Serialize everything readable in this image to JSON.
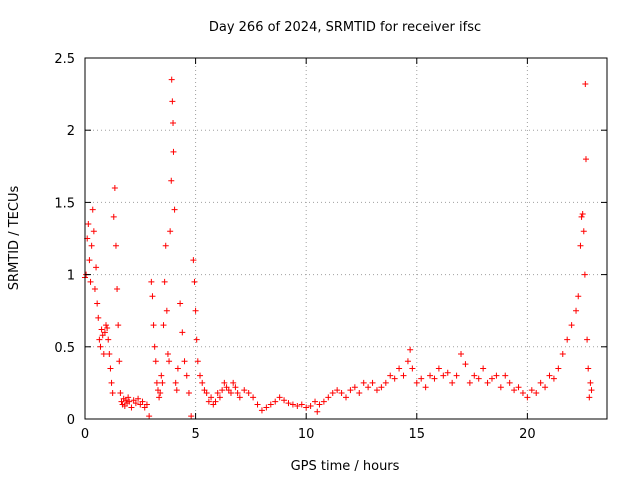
{
  "chart_data": {
    "type": "scatter",
    "title": "Day 266 of 2024, SRMTID for receiver ifsc",
    "xlabel": "GPS time / hours",
    "ylabel": "SRMTID / TECUs",
    "xlim": [
      0,
      23.6
    ],
    "ylim": [
      0,
      2.5
    ],
    "xticks": [
      0,
      5,
      10,
      15,
      20
    ],
    "xtick_labels": [
      "0",
      "5",
      "10",
      "15",
      "20"
    ],
    "yticks": [
      0,
      0.5,
      1,
      1.5,
      2,
      2.5
    ],
    "ytick_labels": [
      "0",
      "0.5",
      "1",
      "1.5",
      "2",
      "2.5"
    ],
    "grid": true,
    "marker": "plus",
    "color": "#ff0000",
    "series": [
      {
        "name": "SRMTID",
        "points": [
          [
            0.0,
            0.98
          ],
          [
            0.05,
            1.0
          ],
          [
            0.1,
            1.25
          ],
          [
            0.15,
            1.35
          ],
          [
            0.2,
            1.1
          ],
          [
            0.25,
            0.95
          ],
          [
            0.3,
            1.2
          ],
          [
            0.35,
            1.45
          ],
          [
            0.4,
            1.3
          ],
          [
            0.45,
            0.9
          ],
          [
            0.5,
            1.05
          ],
          [
            0.55,
            0.8
          ],
          [
            0.6,
            0.7
          ],
          [
            0.65,
            0.55
          ],
          [
            0.7,
            0.5
          ],
          [
            0.75,
            0.62
          ],
          [
            0.8,
            0.58
          ],
          [
            0.85,
            0.45
          ],
          [
            0.9,
            0.6
          ],
          [
            0.95,
            0.65
          ],
          [
            1.0,
            0.63
          ],
          [
            1.05,
            0.55
          ],
          [
            1.1,
            0.45
          ],
          [
            1.15,
            0.35
          ],
          [
            1.2,
            0.25
          ],
          [
            1.25,
            0.18
          ],
          [
            1.3,
            1.4
          ],
          [
            1.35,
            1.6
          ],
          [
            1.4,
            1.2
          ],
          [
            1.45,
            0.9
          ],
          [
            1.5,
            0.65
          ],
          [
            1.55,
            0.4
          ],
          [
            1.6,
            0.18
          ],
          [
            1.65,
            0.12
          ],
          [
            1.7,
            0.1
          ],
          [
            1.75,
            0.14
          ],
          [
            1.8,
            0.09
          ],
          [
            1.85,
            0.13
          ],
          [
            1.9,
            0.11
          ],
          [
            1.95,
            0.15
          ],
          [
            2.0,
            0.12
          ],
          [
            2.1,
            0.08
          ],
          [
            2.2,
            0.13
          ],
          [
            2.3,
            0.11
          ],
          [
            2.4,
            0.14
          ],
          [
            2.5,
            0.1
          ],
          [
            2.6,
            0.12
          ],
          [
            2.7,
            0.08
          ],
          [
            2.8,
            0.1
          ],
          [
            2.9,
            0.02
          ],
          [
            3.0,
            0.95
          ],
          [
            3.05,
            0.85
          ],
          [
            3.1,
            0.65
          ],
          [
            3.15,
            0.5
          ],
          [
            3.2,
            0.4
          ],
          [
            3.25,
            0.25
          ],
          [
            3.3,
            0.2
          ],
          [
            3.35,
            0.15
          ],
          [
            3.4,
            0.18
          ],
          [
            3.45,
            0.3
          ],
          [
            3.5,
            0.25
          ],
          [
            3.55,
            0.65
          ],
          [
            3.6,
            0.95
          ],
          [
            3.65,
            1.2
          ],
          [
            3.7,
            0.75
          ],
          [
            3.75,
            0.45
          ],
          [
            3.8,
            0.4
          ],
          [
            3.85,
            1.3
          ],
          [
            3.9,
            1.65
          ],
          [
            3.92,
            2.35
          ],
          [
            3.95,
            2.2
          ],
          [
            3.98,
            2.05
          ],
          [
            4.0,
            1.85
          ],
          [
            4.05,
            1.45
          ],
          [
            4.1,
            0.25
          ],
          [
            4.15,
            0.2
          ],
          [
            4.2,
            0.35
          ],
          [
            4.3,
            0.8
          ],
          [
            4.4,
            0.6
          ],
          [
            4.5,
            0.4
          ],
          [
            4.6,
            0.3
          ],
          [
            4.7,
            0.18
          ],
          [
            4.8,
            0.02
          ],
          [
            4.9,
            1.1
          ],
          [
            4.95,
            0.95
          ],
          [
            5.0,
            0.75
          ],
          [
            5.05,
            0.55
          ],
          [
            5.1,
            0.4
          ],
          [
            5.2,
            0.3
          ],
          [
            5.3,
            0.25
          ],
          [
            5.4,
            0.2
          ],
          [
            5.5,
            0.18
          ],
          [
            5.6,
            0.12
          ],
          [
            5.7,
            0.15
          ],
          [
            5.8,
            0.1
          ],
          [
            5.9,
            0.12
          ],
          [
            6.0,
            0.18
          ],
          [
            6.1,
            0.15
          ],
          [
            6.2,
            0.2
          ],
          [
            6.3,
            0.25
          ],
          [
            6.4,
            0.22
          ],
          [
            6.5,
            0.2
          ],
          [
            6.6,
            0.18
          ],
          [
            6.7,
            0.25
          ],
          [
            6.8,
            0.22
          ],
          [
            6.9,
            0.18
          ],
          [
            7.0,
            0.15
          ],
          [
            7.2,
            0.2
          ],
          [
            7.4,
            0.18
          ],
          [
            7.6,
            0.15
          ],
          [
            7.8,
            0.1
          ],
          [
            8.0,
            0.06
          ],
          [
            8.2,
            0.08
          ],
          [
            8.4,
            0.1
          ],
          [
            8.6,
            0.12
          ],
          [
            8.8,
            0.15
          ],
          [
            9.0,
            0.13
          ],
          [
            9.2,
            0.11
          ],
          [
            9.4,
            0.1
          ],
          [
            9.6,
            0.09
          ],
          [
            9.8,
            0.1
          ],
          [
            10.0,
            0.08
          ],
          [
            10.2,
            0.09
          ],
          [
            10.4,
            0.12
          ],
          [
            10.5,
            0.05
          ],
          [
            10.6,
            0.1
          ],
          [
            10.8,
            0.12
          ],
          [
            11.0,
            0.15
          ],
          [
            11.2,
            0.18
          ],
          [
            11.4,
            0.2
          ],
          [
            11.6,
            0.18
          ],
          [
            11.8,
            0.15
          ],
          [
            12.0,
            0.2
          ],
          [
            12.2,
            0.22
          ],
          [
            12.4,
            0.18
          ],
          [
            12.6,
            0.25
          ],
          [
            12.8,
            0.22
          ],
          [
            13.0,
            0.25
          ],
          [
            13.2,
            0.2
          ],
          [
            13.4,
            0.22
          ],
          [
            13.6,
            0.25
          ],
          [
            13.8,
            0.3
          ],
          [
            14.0,
            0.28
          ],
          [
            14.2,
            0.35
          ],
          [
            14.4,
            0.3
          ],
          [
            14.6,
            0.4
          ],
          [
            14.7,
            0.48
          ],
          [
            14.8,
            0.35
          ],
          [
            15.0,
            0.25
          ],
          [
            15.2,
            0.28
          ],
          [
            15.4,
            0.22
          ],
          [
            15.6,
            0.3
          ],
          [
            15.8,
            0.28
          ],
          [
            16.0,
            0.35
          ],
          [
            16.2,
            0.3
          ],
          [
            16.4,
            0.32
          ],
          [
            16.6,
            0.25
          ],
          [
            16.8,
            0.3
          ],
          [
            17.0,
            0.45
          ],
          [
            17.2,
            0.38
          ],
          [
            17.4,
            0.25
          ],
          [
            17.6,
            0.3
          ],
          [
            17.8,
            0.28
          ],
          [
            18.0,
            0.35
          ],
          [
            18.2,
            0.25
          ],
          [
            18.4,
            0.28
          ],
          [
            18.6,
            0.3
          ],
          [
            18.8,
            0.22
          ],
          [
            19.0,
            0.3
          ],
          [
            19.2,
            0.25
          ],
          [
            19.4,
            0.2
          ],
          [
            19.6,
            0.22
          ],
          [
            19.8,
            0.18
          ],
          [
            20.0,
            0.15
          ],
          [
            20.2,
            0.2
          ],
          [
            20.4,
            0.18
          ],
          [
            20.6,
            0.25
          ],
          [
            20.8,
            0.22
          ],
          [
            21.0,
            0.3
          ],
          [
            21.2,
            0.28
          ],
          [
            21.4,
            0.35
          ],
          [
            21.6,
            0.45
          ],
          [
            21.8,
            0.55
          ],
          [
            22.0,
            0.65
          ],
          [
            22.2,
            0.75
          ],
          [
            22.3,
            0.85
          ],
          [
            22.4,
            1.2
          ],
          [
            22.45,
            1.4
          ],
          [
            22.5,
            1.42
          ],
          [
            22.55,
            1.3
          ],
          [
            22.6,
            1.0
          ],
          [
            22.62,
            2.32
          ],
          [
            22.65,
            1.8
          ],
          [
            22.7,
            0.55
          ],
          [
            22.75,
            0.35
          ],
          [
            22.8,
            0.15
          ],
          [
            22.85,
            0.25
          ],
          [
            22.9,
            0.2
          ]
        ]
      }
    ]
  }
}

__________________________________________________

▶ _Job_
Write the number of lines containing the word "SRMTID" and nothing besides it.

▶ _The answer_
3